Dataset entries on figures:
..............................

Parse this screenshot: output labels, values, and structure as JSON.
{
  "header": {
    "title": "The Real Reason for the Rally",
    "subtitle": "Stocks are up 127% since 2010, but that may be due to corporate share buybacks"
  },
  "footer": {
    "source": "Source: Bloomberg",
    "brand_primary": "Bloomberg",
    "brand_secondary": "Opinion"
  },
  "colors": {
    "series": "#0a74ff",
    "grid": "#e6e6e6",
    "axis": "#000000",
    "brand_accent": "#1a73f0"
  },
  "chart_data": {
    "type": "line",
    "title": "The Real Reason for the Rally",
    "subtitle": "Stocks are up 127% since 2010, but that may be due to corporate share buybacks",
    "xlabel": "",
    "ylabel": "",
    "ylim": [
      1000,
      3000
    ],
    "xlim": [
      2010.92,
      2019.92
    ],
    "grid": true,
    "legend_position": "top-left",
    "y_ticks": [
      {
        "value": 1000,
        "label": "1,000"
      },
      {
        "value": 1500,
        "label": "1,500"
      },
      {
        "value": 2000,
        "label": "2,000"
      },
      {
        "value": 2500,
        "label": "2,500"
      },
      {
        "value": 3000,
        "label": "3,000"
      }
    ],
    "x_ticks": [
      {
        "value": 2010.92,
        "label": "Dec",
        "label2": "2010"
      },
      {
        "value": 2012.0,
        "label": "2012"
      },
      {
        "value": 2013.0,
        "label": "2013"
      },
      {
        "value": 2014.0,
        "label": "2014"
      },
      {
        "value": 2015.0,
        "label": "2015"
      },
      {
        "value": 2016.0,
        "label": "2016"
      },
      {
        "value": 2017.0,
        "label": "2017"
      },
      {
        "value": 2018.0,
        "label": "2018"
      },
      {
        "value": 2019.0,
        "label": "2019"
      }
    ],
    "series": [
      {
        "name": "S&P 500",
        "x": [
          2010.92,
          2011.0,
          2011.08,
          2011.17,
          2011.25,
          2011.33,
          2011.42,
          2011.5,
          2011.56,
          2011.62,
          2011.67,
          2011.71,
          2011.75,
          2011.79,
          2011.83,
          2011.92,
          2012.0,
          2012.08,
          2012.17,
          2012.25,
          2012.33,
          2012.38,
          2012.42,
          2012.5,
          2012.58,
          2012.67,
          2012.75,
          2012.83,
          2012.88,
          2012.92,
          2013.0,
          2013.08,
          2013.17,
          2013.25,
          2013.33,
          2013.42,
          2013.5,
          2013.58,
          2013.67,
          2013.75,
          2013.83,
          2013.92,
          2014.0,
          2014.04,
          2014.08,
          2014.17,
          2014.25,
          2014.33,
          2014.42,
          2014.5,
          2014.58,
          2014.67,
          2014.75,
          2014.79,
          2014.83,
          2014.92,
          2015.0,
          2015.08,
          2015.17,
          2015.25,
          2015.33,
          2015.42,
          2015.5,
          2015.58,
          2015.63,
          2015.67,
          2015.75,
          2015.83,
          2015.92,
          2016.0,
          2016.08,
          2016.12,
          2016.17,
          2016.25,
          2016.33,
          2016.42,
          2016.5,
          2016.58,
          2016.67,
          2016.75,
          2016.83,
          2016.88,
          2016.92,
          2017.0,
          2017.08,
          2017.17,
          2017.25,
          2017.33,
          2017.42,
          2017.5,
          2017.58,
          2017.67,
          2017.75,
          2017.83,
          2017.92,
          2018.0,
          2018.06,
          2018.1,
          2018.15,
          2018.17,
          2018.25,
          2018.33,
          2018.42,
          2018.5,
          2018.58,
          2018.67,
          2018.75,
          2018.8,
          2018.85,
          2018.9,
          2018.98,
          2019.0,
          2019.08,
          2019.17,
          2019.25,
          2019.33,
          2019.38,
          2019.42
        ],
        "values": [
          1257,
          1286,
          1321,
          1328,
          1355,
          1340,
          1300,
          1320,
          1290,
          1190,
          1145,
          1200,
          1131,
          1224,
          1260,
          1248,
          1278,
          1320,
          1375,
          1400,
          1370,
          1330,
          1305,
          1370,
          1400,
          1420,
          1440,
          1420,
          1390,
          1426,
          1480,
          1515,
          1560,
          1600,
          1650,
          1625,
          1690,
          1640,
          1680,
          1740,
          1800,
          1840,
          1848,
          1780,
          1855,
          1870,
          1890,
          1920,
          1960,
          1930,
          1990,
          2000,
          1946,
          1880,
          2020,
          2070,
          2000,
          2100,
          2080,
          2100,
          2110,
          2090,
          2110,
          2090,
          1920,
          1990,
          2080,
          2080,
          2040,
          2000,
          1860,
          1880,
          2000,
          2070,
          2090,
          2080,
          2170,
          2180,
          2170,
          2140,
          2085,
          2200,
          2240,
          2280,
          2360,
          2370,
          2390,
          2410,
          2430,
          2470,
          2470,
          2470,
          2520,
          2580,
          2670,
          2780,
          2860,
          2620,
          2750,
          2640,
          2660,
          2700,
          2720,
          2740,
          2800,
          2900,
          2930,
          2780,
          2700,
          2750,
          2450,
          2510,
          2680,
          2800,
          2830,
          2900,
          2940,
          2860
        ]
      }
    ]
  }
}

..............................

DO THIS: Repeat the records above exactly, leaving none out.

SOLUTION TO THIS TASK:
Parse this screenshot: output labels, values, and structure as JSON.
{
  "header": {
    "title": "The Real Reason for the Rally",
    "subtitle": "Stocks are up 127% since 2010, but that may be due to corporate share buybacks"
  },
  "footer": {
    "source": "Source: Bloomberg",
    "brand_primary": "Bloomberg",
    "brand_secondary": "Opinion"
  },
  "colors": {
    "series": "#0a74ff",
    "grid": "#e6e6e6",
    "axis": "#000000",
    "brand_accent": "#1a73f0"
  },
  "chart_data": {
    "type": "line",
    "title": "The Real Reason for the Rally",
    "subtitle": "Stocks are up 127% since 2010, but that may be due to corporate share buybacks",
    "xlabel": "",
    "ylabel": "",
    "ylim": [
      1000,
      3000
    ],
    "xlim": [
      2010.92,
      2019.92
    ],
    "grid": true,
    "legend_position": "top-left",
    "y_ticks": [
      {
        "value": 1000,
        "label": "1,000"
      },
      {
        "value": 1500,
        "label": "1,500"
      },
      {
        "value": 2000,
        "label": "2,000"
      },
      {
        "value": 2500,
        "label": "2,500"
      },
      {
        "value": 3000,
        "label": "3,000"
      }
    ],
    "x_ticks": [
      {
        "value": 2010.92,
        "label": "Dec",
        "label2": "2010"
      },
      {
        "value": 2012.0,
        "label": "2012"
      },
      {
        "value": 2013.0,
        "label": "2013"
      },
      {
        "value": 2014.0,
        "label": "2014"
      },
      {
        "value": 2015.0,
        "label": "2015"
      },
      {
        "value": 2016.0,
        "label": "2016"
      },
      {
        "value": 2017.0,
        "label": "2017"
      },
      {
        "value": 2018.0,
        "label": "2018"
      },
      {
        "value": 2019.0,
        "label": "2019"
      }
    ],
    "series": [
      {
        "name": "S&P 500",
        "x": [
          2010.92,
          2011.0,
          2011.08,
          2011.17,
          2011.25,
          2011.33,
          2011.42,
          2011.5,
          2011.56,
          2011.62,
          2011.67,
          2011.71,
          2011.75,
          2011.79,
          2011.83,
          2011.92,
          2012.0,
          2012.08,
          2012.17,
          2012.25,
          2012.33,
          2012.38,
          2012.42,
          2012.5,
          2012.58,
          2012.67,
          2012.75,
          2012.83,
          2012.88,
          2012.92,
          2013.0,
          2013.08,
          2013.17,
          2013.25,
          2013.33,
          2013.42,
          2013.5,
          2013.58,
          2013.67,
          2013.75,
          2013.83,
          2013.92,
          2014.0,
          2014.04,
          2014.08,
          2014.17,
          2014.25,
          2014.33,
          2014.42,
          2014.5,
          2014.58,
          2014.67,
          2014.75,
          2014.79,
          2014.83,
          2014.92,
          2015.0,
          2015.08,
          2015.17,
          2015.25,
          2015.33,
          2015.42,
          2015.5,
          2015.58,
          2015.63,
          2015.67,
          2015.75,
          2015.83,
          2015.92,
          2016.0,
          2016.08,
          2016.12,
          2016.17,
          2016.25,
          2016.33,
          2016.42,
          2016.5,
          2016.58,
          2016.67,
          2016.75,
          2016.83,
          2016.88,
          2016.92,
          2017.0,
          2017.08,
          2017.17,
          2017.25,
          2017.33,
          2017.42,
          2017.5,
          2017.58,
          2017.67,
          2017.75,
          2017.83,
          2017.92,
          2018.0,
          2018.06,
          2018.1,
          2018.15,
          2018.17,
          2018.25,
          2018.33,
          2018.42,
          2018.5,
          2018.58,
          2018.67,
          2018.75,
          2018.8,
          2018.85,
          2018.9,
          2018.98,
          2019.0,
          2019.08,
          2019.17,
          2019.25,
          2019.33,
          2019.38,
          2019.42
        ],
        "values": [
          1257,
          1286,
          1321,
          1328,
          1355,
          1340,
          1300,
          1320,
          1290,
          1190,
          1145,
          1200,
          1131,
          1224,
          1260,
          1248,
          1278,
          1320,
          1375,
          1400,
          1370,
          1330,
          1305,
          1370,
          1400,
          1420,
          1440,
          1420,
          1390,
          1426,
          1480,
          1515,
          1560,
          1600,
          1650,
          1625,
          1690,
          1640,
          1680,
          1740,
          1800,
          1840,
          1848,
          1780,
          1855,
          1870,
          1890,
          1920,
          1960,
          1930,
          1990,
          2000,
          1946,
          1880,
          2020,
          2070,
          2000,
          2100,
          2080,
          2100,
          2110,
          2090,
          2110,
          2090,
          1920,
          1990,
          2080,
          2080,
          2040,
          2000,
          1860,
          1880,
          2000,
          2070,
          2090,
          2080,
          2170,
          2180,
          2170,
          2140,
          2085,
          2200,
          2240,
          2280,
          2360,
          2370,
          2390,
          2410,
          2430,
          2470,
          2470,
          2470,
          2520,
          2580,
          2670,
          2780,
          2860,
          2620,
          2750,
          2640,
          2660,
          2700,
          2720,
          2740,
          2800,
          2900,
          2930,
          2780,
          2700,
          2750,
          2450,
          2510,
          2680,
          2800,
          2830,
          2900,
          2940,
          2860
        ]
      }
    ]
  }
}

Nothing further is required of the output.